── AVAILABLE DATA
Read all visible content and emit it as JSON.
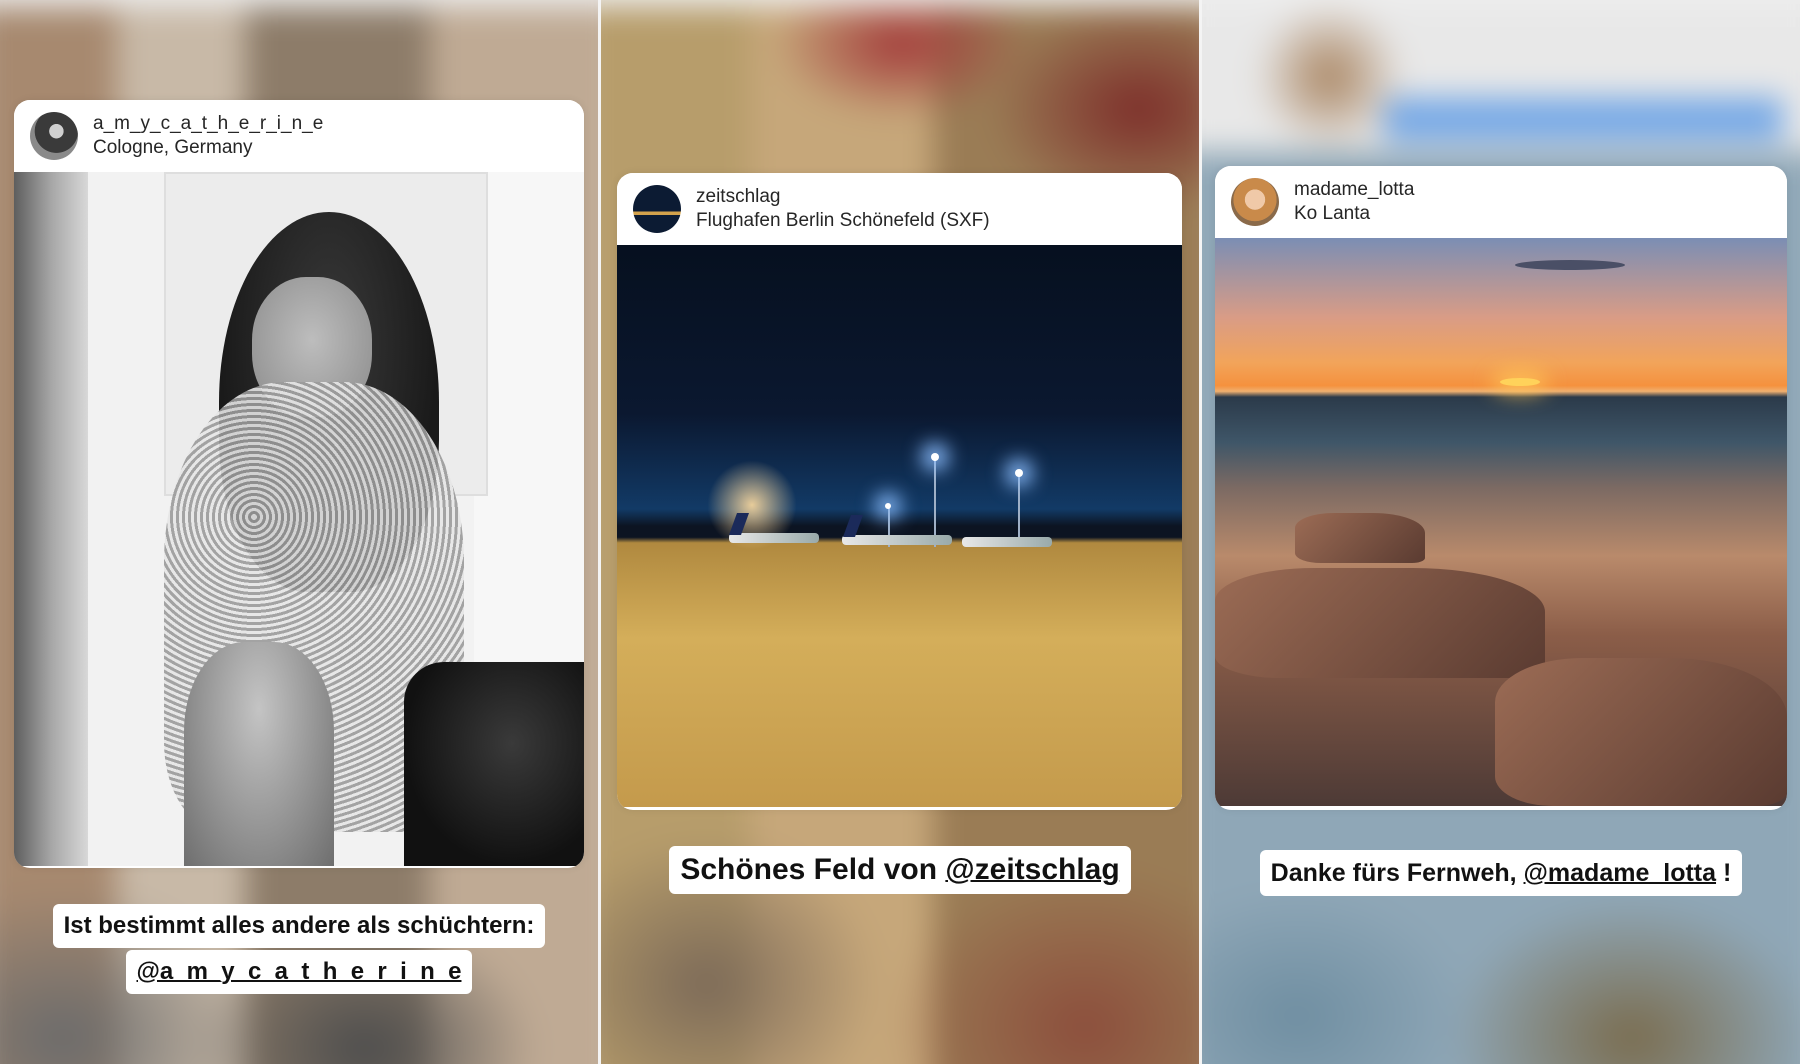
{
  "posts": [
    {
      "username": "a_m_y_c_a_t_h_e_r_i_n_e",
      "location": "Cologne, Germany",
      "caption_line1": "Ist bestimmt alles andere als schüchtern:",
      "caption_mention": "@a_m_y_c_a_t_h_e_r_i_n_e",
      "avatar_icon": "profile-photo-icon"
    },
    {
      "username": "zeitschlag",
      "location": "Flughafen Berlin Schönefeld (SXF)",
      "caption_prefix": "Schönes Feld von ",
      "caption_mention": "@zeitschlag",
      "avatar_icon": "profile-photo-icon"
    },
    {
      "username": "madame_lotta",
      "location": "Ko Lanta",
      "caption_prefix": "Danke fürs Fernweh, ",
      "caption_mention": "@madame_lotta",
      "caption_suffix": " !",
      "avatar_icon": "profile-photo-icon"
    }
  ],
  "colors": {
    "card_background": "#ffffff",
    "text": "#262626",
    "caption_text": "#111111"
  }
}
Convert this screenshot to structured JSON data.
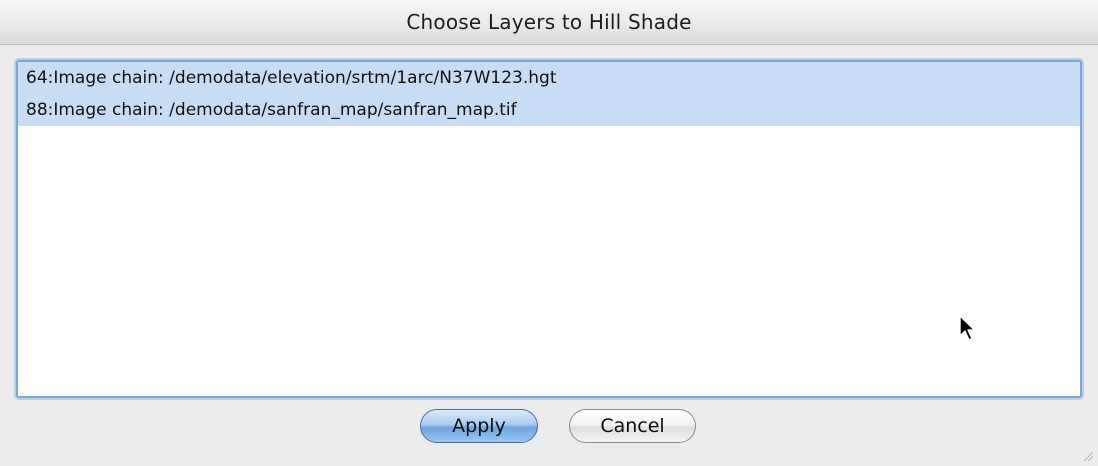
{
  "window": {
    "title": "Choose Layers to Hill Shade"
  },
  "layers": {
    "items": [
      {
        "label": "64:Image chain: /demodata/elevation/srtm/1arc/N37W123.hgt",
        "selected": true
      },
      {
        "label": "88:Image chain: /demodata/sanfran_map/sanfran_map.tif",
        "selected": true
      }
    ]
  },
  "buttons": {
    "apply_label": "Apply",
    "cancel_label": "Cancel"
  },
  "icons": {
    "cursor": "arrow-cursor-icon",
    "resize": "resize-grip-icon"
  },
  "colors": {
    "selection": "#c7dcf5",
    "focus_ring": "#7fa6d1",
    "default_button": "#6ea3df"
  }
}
────
── AVAILABLE DATA
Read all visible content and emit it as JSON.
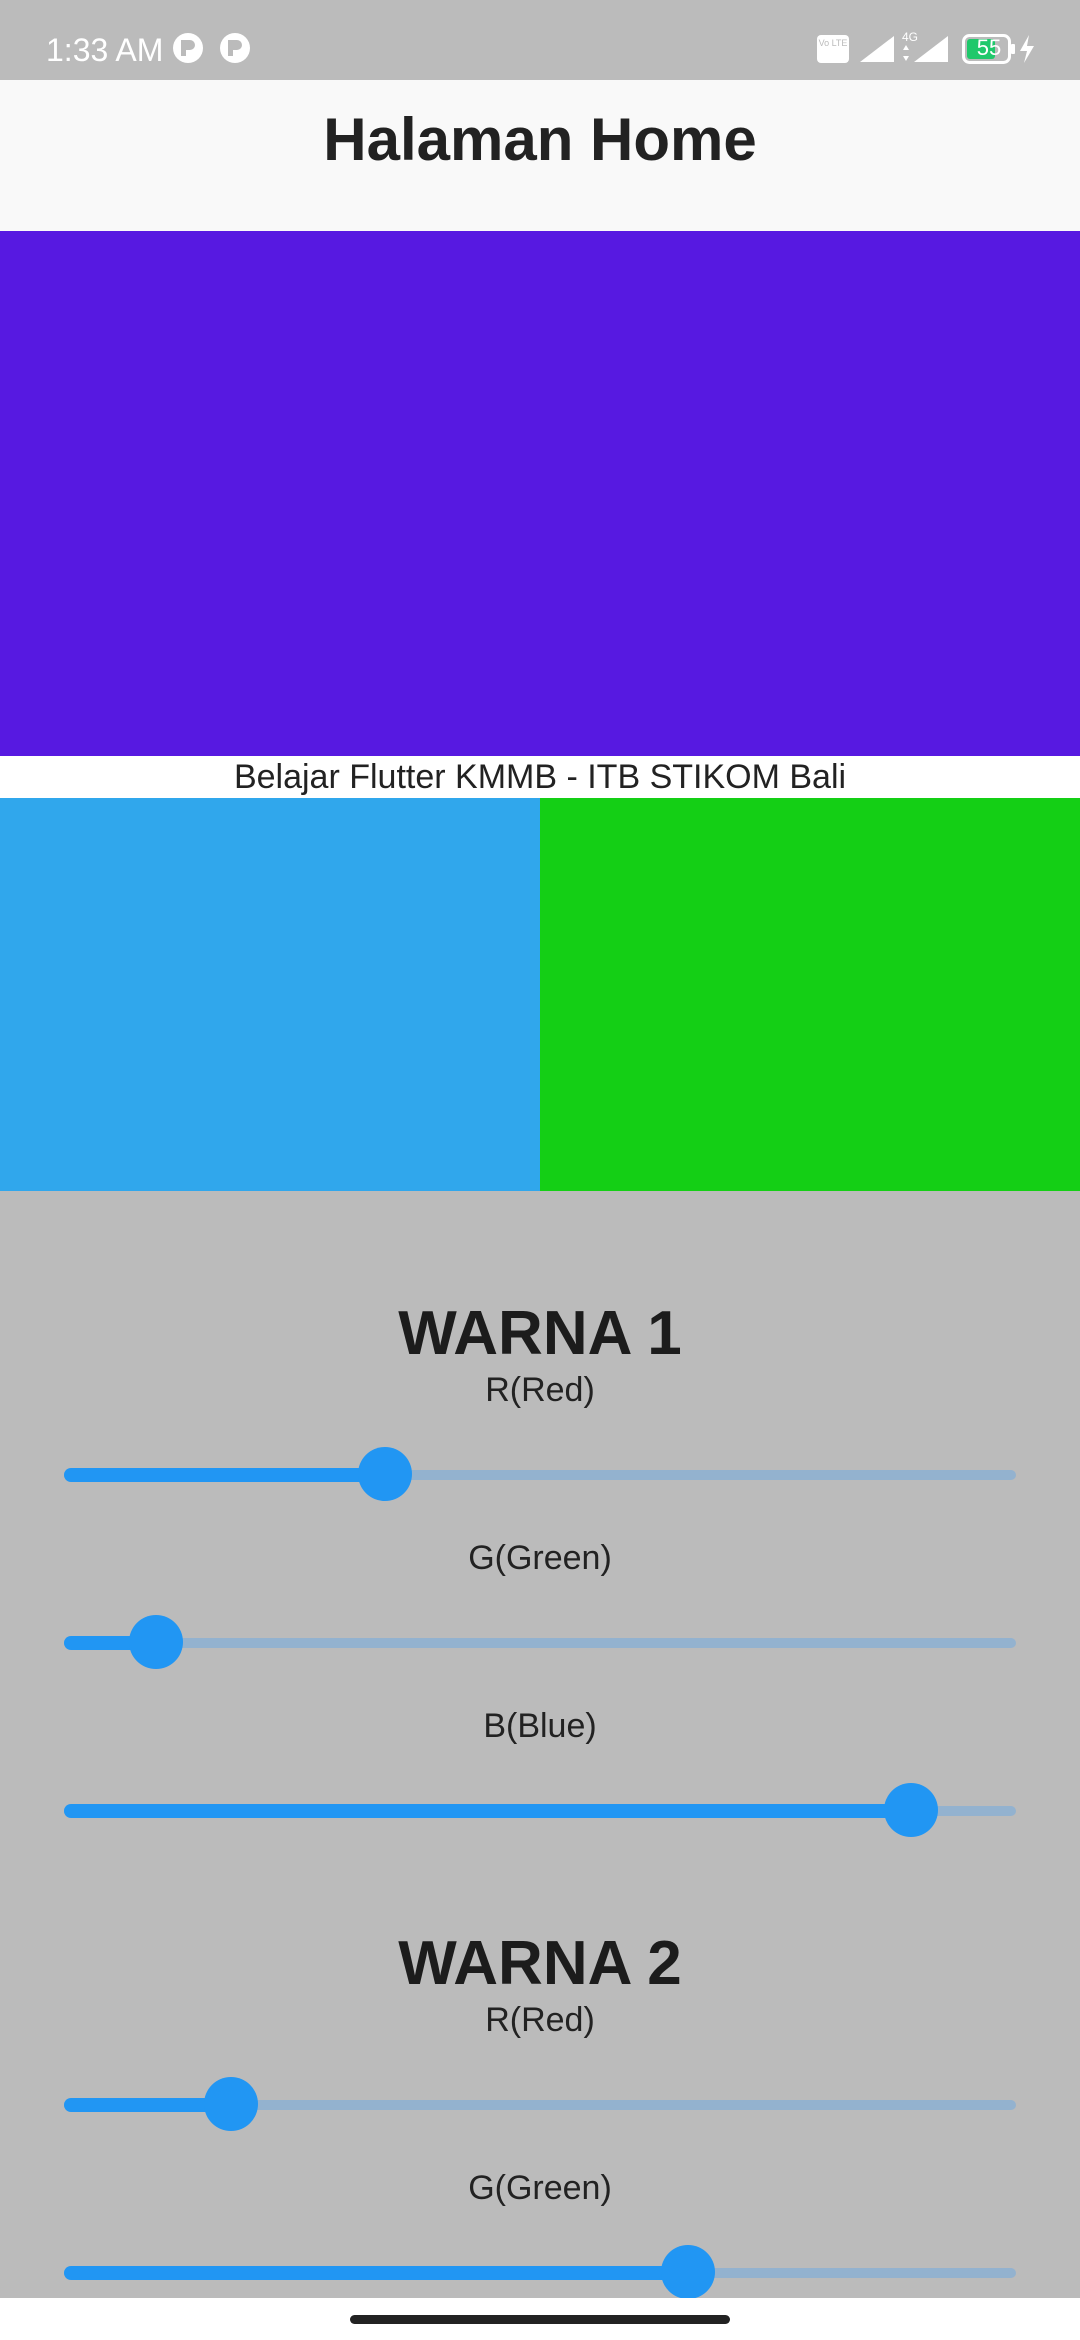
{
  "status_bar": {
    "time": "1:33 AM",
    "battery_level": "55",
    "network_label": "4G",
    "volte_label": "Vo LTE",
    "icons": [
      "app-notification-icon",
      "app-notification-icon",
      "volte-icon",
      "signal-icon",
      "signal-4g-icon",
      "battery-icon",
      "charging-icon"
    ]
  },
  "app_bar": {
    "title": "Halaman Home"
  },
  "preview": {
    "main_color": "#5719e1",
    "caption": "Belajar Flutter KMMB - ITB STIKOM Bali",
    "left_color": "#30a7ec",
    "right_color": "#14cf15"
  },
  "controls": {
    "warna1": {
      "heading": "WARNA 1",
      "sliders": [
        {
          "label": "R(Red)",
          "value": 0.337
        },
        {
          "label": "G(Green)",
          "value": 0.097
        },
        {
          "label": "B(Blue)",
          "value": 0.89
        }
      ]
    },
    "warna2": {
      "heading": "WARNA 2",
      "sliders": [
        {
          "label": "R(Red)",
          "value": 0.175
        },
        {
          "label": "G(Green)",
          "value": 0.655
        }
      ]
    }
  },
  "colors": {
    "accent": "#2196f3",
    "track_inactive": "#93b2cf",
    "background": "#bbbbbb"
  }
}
────
WORK TO DO:
Extract every line containing the string "zeitschlag" from the material.

REPLY:
      "username": "zeitschlag",
      "caption_mention": "@zeitschlag",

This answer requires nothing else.